>> BEGIN Records for the task
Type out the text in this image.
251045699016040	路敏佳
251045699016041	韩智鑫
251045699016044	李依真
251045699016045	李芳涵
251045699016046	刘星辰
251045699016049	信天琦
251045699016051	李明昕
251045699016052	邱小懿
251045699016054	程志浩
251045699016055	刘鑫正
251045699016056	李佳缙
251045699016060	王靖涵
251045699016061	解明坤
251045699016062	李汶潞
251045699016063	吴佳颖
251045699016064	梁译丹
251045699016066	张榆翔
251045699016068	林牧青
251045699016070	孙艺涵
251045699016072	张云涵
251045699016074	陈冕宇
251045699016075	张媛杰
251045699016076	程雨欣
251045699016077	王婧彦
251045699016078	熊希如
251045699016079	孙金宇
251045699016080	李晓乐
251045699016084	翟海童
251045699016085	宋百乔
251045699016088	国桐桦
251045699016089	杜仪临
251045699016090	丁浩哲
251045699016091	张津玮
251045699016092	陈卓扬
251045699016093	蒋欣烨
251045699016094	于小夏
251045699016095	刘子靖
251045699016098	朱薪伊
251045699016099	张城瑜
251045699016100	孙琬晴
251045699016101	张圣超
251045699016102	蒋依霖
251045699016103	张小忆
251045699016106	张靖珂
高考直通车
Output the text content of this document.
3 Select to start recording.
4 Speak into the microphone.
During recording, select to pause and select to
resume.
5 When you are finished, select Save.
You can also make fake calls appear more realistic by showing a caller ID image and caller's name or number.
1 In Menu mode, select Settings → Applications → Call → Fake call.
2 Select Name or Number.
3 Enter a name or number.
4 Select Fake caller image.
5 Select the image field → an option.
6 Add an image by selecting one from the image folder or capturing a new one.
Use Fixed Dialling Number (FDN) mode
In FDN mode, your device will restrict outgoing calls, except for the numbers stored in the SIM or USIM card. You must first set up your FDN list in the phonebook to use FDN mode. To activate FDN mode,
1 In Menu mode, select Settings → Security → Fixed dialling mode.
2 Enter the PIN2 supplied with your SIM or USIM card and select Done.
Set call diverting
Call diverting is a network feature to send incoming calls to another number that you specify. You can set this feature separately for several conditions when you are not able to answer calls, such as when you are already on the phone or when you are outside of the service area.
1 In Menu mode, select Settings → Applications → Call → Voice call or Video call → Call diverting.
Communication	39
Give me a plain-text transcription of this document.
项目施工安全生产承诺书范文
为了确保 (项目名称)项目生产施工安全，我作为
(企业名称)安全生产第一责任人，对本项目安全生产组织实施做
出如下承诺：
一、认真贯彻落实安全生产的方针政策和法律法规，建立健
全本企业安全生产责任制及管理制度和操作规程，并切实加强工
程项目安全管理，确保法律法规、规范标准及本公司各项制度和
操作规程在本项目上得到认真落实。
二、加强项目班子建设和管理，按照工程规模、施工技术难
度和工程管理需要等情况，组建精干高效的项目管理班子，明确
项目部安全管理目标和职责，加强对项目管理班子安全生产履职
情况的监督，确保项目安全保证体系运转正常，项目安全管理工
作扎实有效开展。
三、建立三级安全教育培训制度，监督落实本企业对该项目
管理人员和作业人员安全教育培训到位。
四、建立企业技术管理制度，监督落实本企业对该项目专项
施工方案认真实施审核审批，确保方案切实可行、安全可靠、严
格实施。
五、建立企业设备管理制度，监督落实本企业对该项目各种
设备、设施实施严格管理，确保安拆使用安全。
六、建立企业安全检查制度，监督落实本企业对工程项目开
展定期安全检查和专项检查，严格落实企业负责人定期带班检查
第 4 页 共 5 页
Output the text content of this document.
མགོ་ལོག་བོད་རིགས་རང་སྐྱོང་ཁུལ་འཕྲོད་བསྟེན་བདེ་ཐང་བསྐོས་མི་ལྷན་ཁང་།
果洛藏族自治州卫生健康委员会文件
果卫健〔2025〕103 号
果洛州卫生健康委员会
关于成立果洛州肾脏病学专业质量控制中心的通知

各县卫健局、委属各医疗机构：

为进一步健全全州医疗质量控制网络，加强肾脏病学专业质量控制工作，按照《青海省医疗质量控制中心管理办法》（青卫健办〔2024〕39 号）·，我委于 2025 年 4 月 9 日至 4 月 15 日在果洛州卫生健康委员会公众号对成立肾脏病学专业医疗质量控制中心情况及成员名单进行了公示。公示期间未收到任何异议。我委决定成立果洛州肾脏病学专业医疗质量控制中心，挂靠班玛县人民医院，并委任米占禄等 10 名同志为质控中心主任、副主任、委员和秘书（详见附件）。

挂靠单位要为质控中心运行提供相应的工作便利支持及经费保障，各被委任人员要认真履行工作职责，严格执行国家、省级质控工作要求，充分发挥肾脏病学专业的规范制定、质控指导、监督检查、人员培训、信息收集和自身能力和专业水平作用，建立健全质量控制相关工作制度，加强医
>> END Records for the task
Written exercise:
Every record should be given again exactly.

Output of the exercise:
Type out the text in this image.
251045699016040	路敏佳
251045699016041	韩智鑫
251045699016044	李依真
251045699016045	李芳涵
251045699016046	刘星辰
251045699016049	信天琦
251045699016051	李明昕
251045699016052	邱小懿
251045699016054	程志浩
251045699016055	刘鑫正
251045699016056	李佳缙
251045699016060	王靖涵
251045699016061	解明坤
251045699016062	李汶潞
251045699016063	吴佳颖
251045699016064	梁译丹
251045699016066	张榆翔
251045699016068	林牧青
251045699016070	孙艺涵
251045699016072	张云涵
251045699016074	陈冕宇
251045699016075	张媛杰
251045699016076	程雨欣
251045699016077	王婧彦
251045699016078	熊希如
251045699016079	孙金宇
251045699016080	李晓乐
251045699016084	翟海童
251045699016085	宋百乔
251045699016088	国桐桦
251045699016089	杜仪临
251045699016090	丁浩哲
251045699016091	张津玮
251045699016092	陈卓扬
251045699016093	蒋欣烨
251045699016094	于小夏
251045699016095	刘子靖
251045699016098	朱薪伊
251045699016099	张城瑜
251045699016100	孙琬晴
251045699016101	张圣超
251045699016102	蒋依霖
251045699016103	张小忆
251045699016106	张靖珂
高考直通车
Output the text content of this document.
3 Select to start recording.
4 Speak into the microphone.
During recording, select to pause and select to
resume.
5 When you are finished, select Save.
You can also make fake calls appear more realistic by showing a caller ID image and caller's name or number.
1 In Menu mode, select Settings → Applications → Call → Fake call.
2 Select Name or Number.
3 Enter a name or number.
4 Select Fake caller image.
5 Select the image field → an option.
6 Add an image by selecting one from the image folder or capturing a new one.
Use Fixed Dialling Number (FDN) mode
In FDN mode, your device will restrict outgoing calls, except for the numbers stored in the SIM or USIM card. You must first set up your FDN list in the phonebook to use FDN mode. To activate FDN mode,
1 In Menu mode, select Settings → Security → Fixed dialling mode.
2 Enter the PIN2 supplied with your SIM or USIM card and select Done.
Set call diverting
Call diverting is a network feature to send incoming calls to another number that you specify. You can set this feature separately for several conditions when you are not able to answer calls, such as when you are already on the phone or when you are outside of the service area.
1 In Menu mode, select Settings → Applications → Call → Voice call or Video call → Call diverting.
Communication	39
Give me a plain-text transcription of this document.
项目施工安全生产承诺书范文
为了确保 (项目名称)项目生产施工安全，我作为
(企业名称)安全生产第一责任人，对本项目安全生产组织实施做
出如下承诺：
一、认真贯彻落实安全生产的方针政策和法律法规，建立健
全本企业安全生产责任制及管理制度和操作规程，并切实加强工
程项目安全管理，确保法律法规、规范标准及本公司各项制度和
操作规程在本项目上得到认真落实。
二、加强项目班子建设和管理，按照工程规模、施工技术难
度和工程管理需要等情况，组建精干高效的项目管理班子，明确
项目部安全管理目标和职责，加强对项目管理班子安全生产履职
情况的监督，确保项目安全保证体系运转正常，项目安全管理工
作扎实有效开展。
三、建立三级安全教育培训制度，监督落实本企业对该项目
管理人员和作业人员安全教育培训到位。
四、建立企业技术管理制度，监督落实本企业对该项目专项
施工方案认真实施审核审批，确保方案切实可行、安全可靠、严
格实施。
五、建立企业设备管理制度，监督落实本企业对该项目各种
设备、设施实施严格管理，确保安拆使用安全。
六、建立企业安全检查制度，监督落实本企业对工程项目开
展定期安全检查和专项检查，严格落实企业负责人定期带班检查
第 4 页 共 5 页
Output the text content of this document.
མགོ་ལོག་བོད་རིགས་རང་སྐྱོང་ཁུལ་འཕྲོད་བསྟེན་བདེ་ཐང་བསྐོས་མི་ལྷན་ཁང་།
果洛藏族自治州卫生健康委员会文件
果卫健〔2025〕103 号
果洛州卫生健康委员会
关于成立果洛州肾脏病学专业质量控制中心的通知

各县卫健局、委属各医疗机构：

为进一步健全全州医疗质量控制网络，加强肾脏病学专业质量控制工作，按照《青海省医疗质量控制中心管理办法》（青卫健办〔2024〕39 号）·，我委于 2025 年 4 月 9 日至 4 月 15 日在果洛州卫生健康委员会公众号对成立肾脏病学专业医疗质量控制中心情况及成员名单进行了公示。公示期间未收到任何异议。我委决定成立果洛州肾脏病学专业医疗质量控制中心，挂靠班玛县人民医院，并委任米占禄等 10 名同志为质控中心主任、副主任、委员和秘书（详见附件）。

挂靠单位要为质控中心运行提供相应的工作便利支持及经费保障，各被委任人员要认真履行工作职责，严格执行国家、省级质控工作要求，充分发挥肾脏病学专业的规范制定、质控指导、监督检查、人员培训、信息收集和自身能力和专业水平作用，建立健全质量控制相关工作制度，加强医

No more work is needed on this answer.